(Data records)
++++++++++++++++++++

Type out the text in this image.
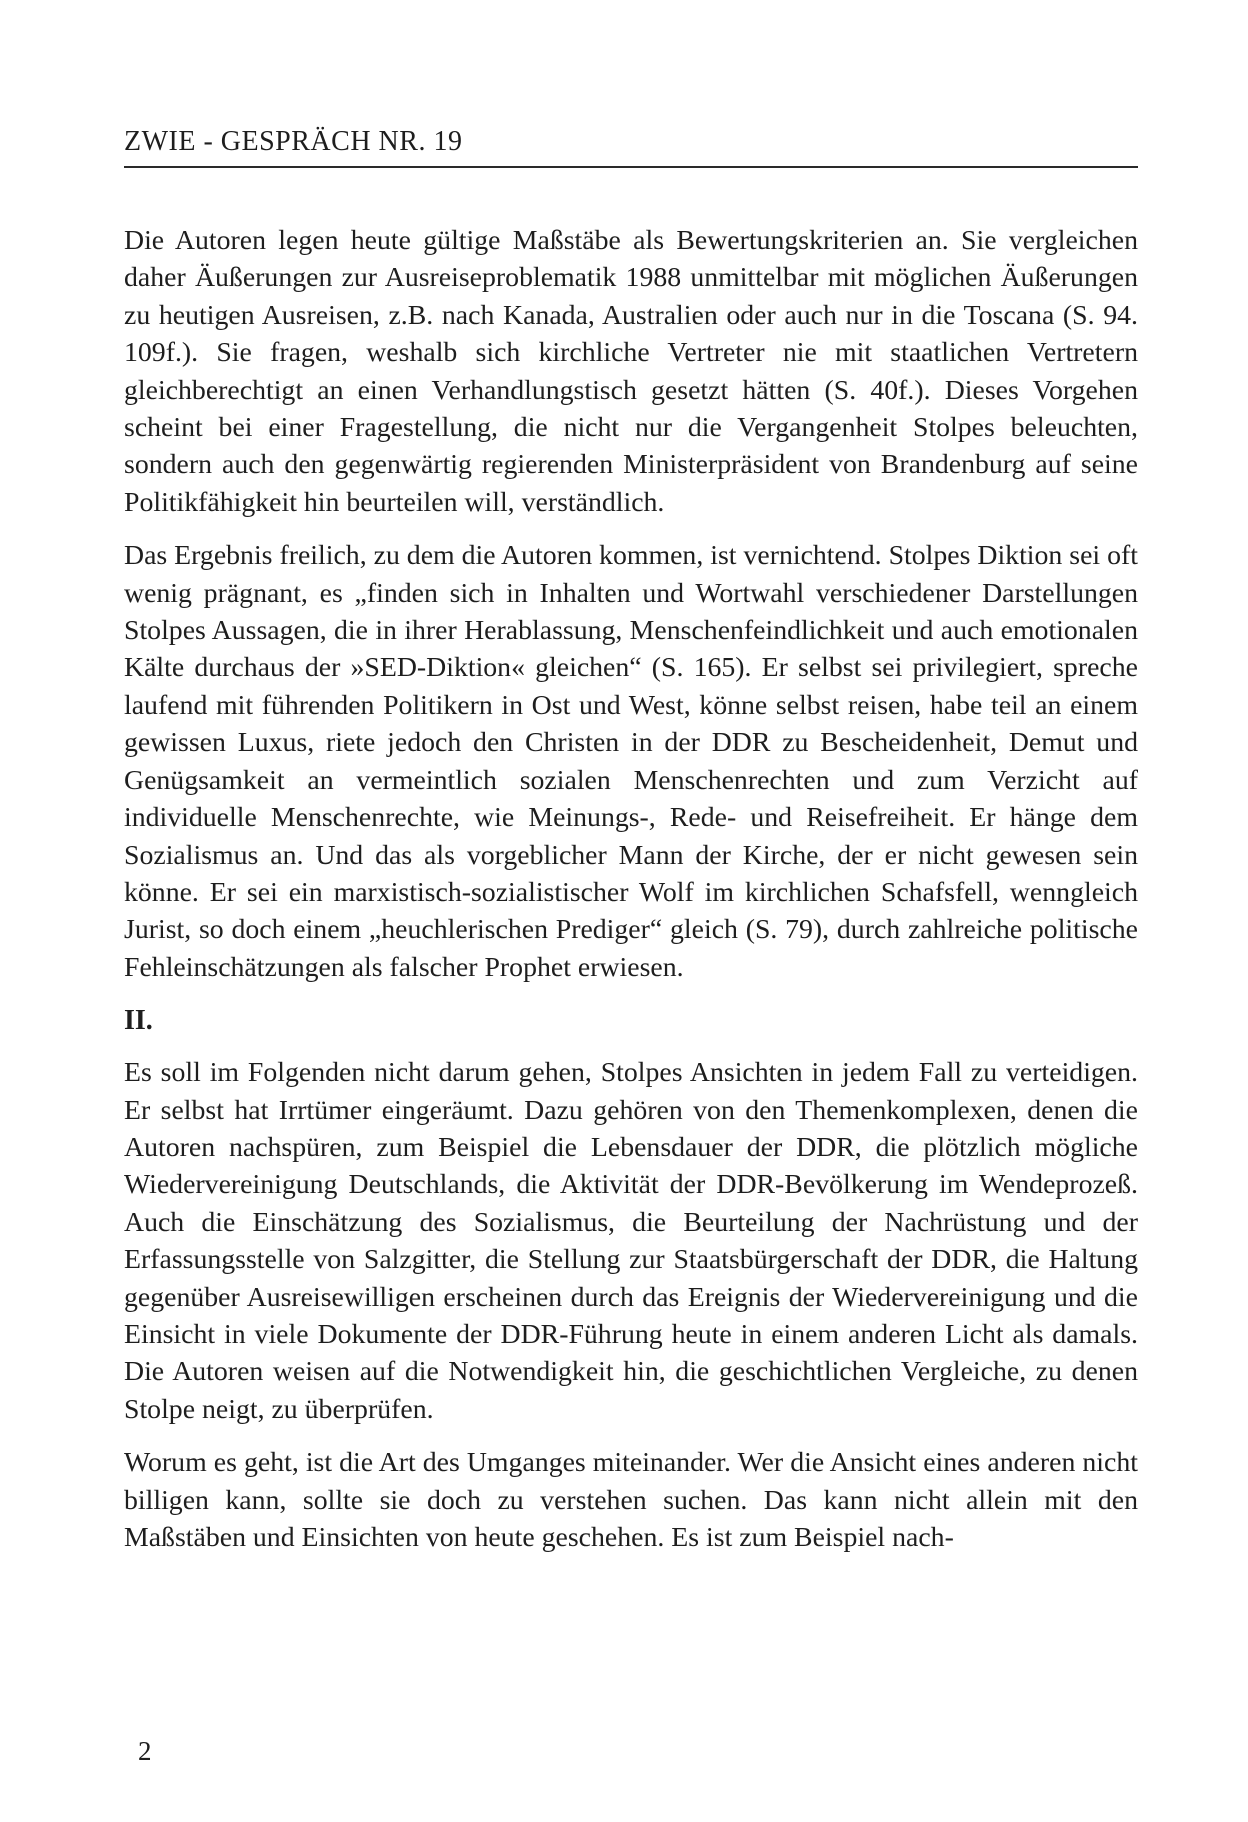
ZWIE - GESPRÄCH NR. 19

Die Autoren legen heute gültige Maßstäbe als Bewertungskriterien an. Sie vergleichen daher Äußerungen zur Ausreiseproblematik 1988 unmittelbar mit möglichen Äußerungen zu heutigen Ausreisen, z.B. nach Kanada, Australien oder auch nur in die Toscana (S. 94. 109f.). Sie fragen, weshalb sich kirchliche Vertreter nie mit staatlichen Vertretern gleichberechtigt an einen Verhandlungstisch gesetzt hätten (S. 40f.). Dieses Vorgehen scheint bei einer Fragestellung, die nicht nur die Vergangenheit Stolpes beleuchten, sondern auch den gegenwärtig regierenden Ministerpräsident von Brandenburg auf seine Politikfähigkeit hin beurteilen will, verständlich.

Das Ergebnis freilich, zu dem die Autoren kommen, ist vernichtend. Stolpes Diktion sei oft wenig prägnant, es „finden sich in Inhalten und Wortwahl verschiedener Darstellungen Stolpes Aussagen, die in ihrer Herablassung, Menschenfeindlichkeit und auch emotionalen Kälte durchaus der »SED-Diktion« gleichen“ (S. 165). Er selbst sei privilegiert, spreche laufend mit führenden Politikern in Ost und West, könne selbst reisen, habe teil an einem gewissen Luxus, riete jedoch den Christen in der DDR zu Bescheidenheit, Demut und Genügsamkeit an vermeintlich sozialen Menschenrechten und zum Verzicht auf individuelle Menschenrechte, wie Meinungs-, Rede- und Reisefreiheit. Er hänge dem Sozialismus an. Und das als vorgeblicher Mann der Kirche, der er nicht gewesen sein könne. Er sei ein marxistisch-sozialistischer Wolf im kirchlichen Schafsfell, wenngleich Jurist, so doch einem „heuchlerischen Prediger“ gleich (S. 79), durch zahlreiche politische Fehleinschätzungen als falscher Prophet erwiesen.

II.

Es soll im Folgenden nicht darum gehen, Stolpes Ansichten in jedem Fall zu verteidigen. Er selbst hat Irrtümer eingeräumt. Dazu gehören von den Themenkomplexen, denen die Autoren nachspüren, zum Beispiel die Lebensdauer der DDR, die plötzlich mögliche Wiedervereinigung Deutschlands, die Aktivität der DDR-Bevölkerung im Wendeprozeß. Auch die Einschätzung des Sozialismus, die Beurteilung der Nachrüstung und der Erfassungsstelle von Salzgitter, die Stellung zur Staatsbürgerschaft der DDR, die Haltung gegenüber Ausreisewilligen erscheinen durch das Ereignis der Wiedervereinigung und die Einsicht in viele Dokumente der DDR-Führung heute in einem anderen Licht als damals. Die Autoren weisen auf die Notwendigkeit hin, die geschichtlichen Vergleiche, zu denen Stolpe neigt, zu überprüfen.

Worum es geht, ist die Art des Umganges miteinander. Wer die Ansicht eines anderen nicht billigen kann, sollte sie doch zu verstehen suchen. Das kann nicht allein mit den Maßstäben und Einsichten von heute geschehen. Es ist zum Beispiel nach-

2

++++++++++++++++++++

• [What the exercise asks]
Transcribe the listing in full and omit the pictures.

• [Complete answer]
Type out the text in this image.
ZWIE - GESPRÄCH NR. 19

Die Autoren legen heute gültige Maßstäbe als Bewertungskriterien an. Sie vergleichen daher Äußerungen zur Ausreiseproblematik 1988 unmittelbar mit möglichen Äußerungen zu heutigen Ausreisen, z.B. nach Kanada, Australien oder auch nur in die Toscana (S. 94. 109f.). Sie fragen, weshalb sich kirchliche Vertreter nie mit staatlichen Vertretern gleichberechtigt an einen Verhandlungstisch gesetzt hätten (S. 40f.). Dieses Vorgehen scheint bei einer Fragestellung, die nicht nur die Vergangenheit Stolpes beleuchten, sondern auch den gegenwärtig regierenden Ministerpräsident von Brandenburg auf seine Politikfähigkeit hin beurteilen will, verständlich.

Das Ergebnis freilich, zu dem die Autoren kommen, ist vernichtend. Stolpes Diktion sei oft wenig prägnant, es „finden sich in Inhalten und Wortwahl verschiedener Darstellungen Stolpes Aussagen, die in ihrer Herablassung, Menschenfeindlichkeit und auch emotionalen Kälte durchaus der »SED-Diktion« gleichen“ (S. 165). Er selbst sei privilegiert, spreche laufend mit führenden Politikern in Ost und West, könne selbst reisen, habe teil an einem gewissen Luxus, riete jedoch den Christen in der DDR zu Bescheidenheit, Demut und Genügsamkeit an vermeintlich sozialen Menschenrechten und zum Verzicht auf individuelle Menschenrechte, wie Meinungs-, Rede- und Reisefreiheit. Er hänge dem Sozialismus an. Und das als vorgeblicher Mann der Kirche, der er nicht gewesen sein könne. Er sei ein marxistisch-sozialistischer Wolf im kirchlichen Schafsfell, wenngleich Jurist, so doch einem „heuchlerischen Prediger“ gleich (S. 79), durch zahlreiche politische Fehleinschätzungen als falscher Prophet erwiesen.

II.

Es soll im Folgenden nicht darum gehen, Stolpes Ansichten in jedem Fall zu verteidigen. Er selbst hat Irrtümer eingeräumt. Dazu gehören von den Themenkomplexen, denen die Autoren nachspüren, zum Beispiel die Lebensdauer der DDR, die plötzlich mögliche Wiedervereinigung Deutschlands, die Aktivität der DDR-Bevölkerung im Wendeprozeß. Auch die Einschätzung des Sozialismus, die Beurteilung der Nachrüstung und der Erfassungsstelle von Salzgitter, die Stellung zur Staatsbürgerschaft der DDR, die Haltung gegenüber Ausreisewilligen erscheinen durch das Ereignis der Wiedervereinigung und die Einsicht in viele Dokumente der DDR-Führung heute in einem anderen Licht als damals. Die Autoren weisen auf die Notwendigkeit hin, die geschichtlichen Vergleiche, zu denen Stolpe neigt, zu überprüfen.

Worum es geht, ist die Art des Umganges miteinander. Wer die Ansicht eines anderen nicht billigen kann, sollte sie doch zu verstehen suchen. Das kann nicht allein mit den Maßstäben und Einsichten von heute geschehen. Es ist zum Beispiel nach-

2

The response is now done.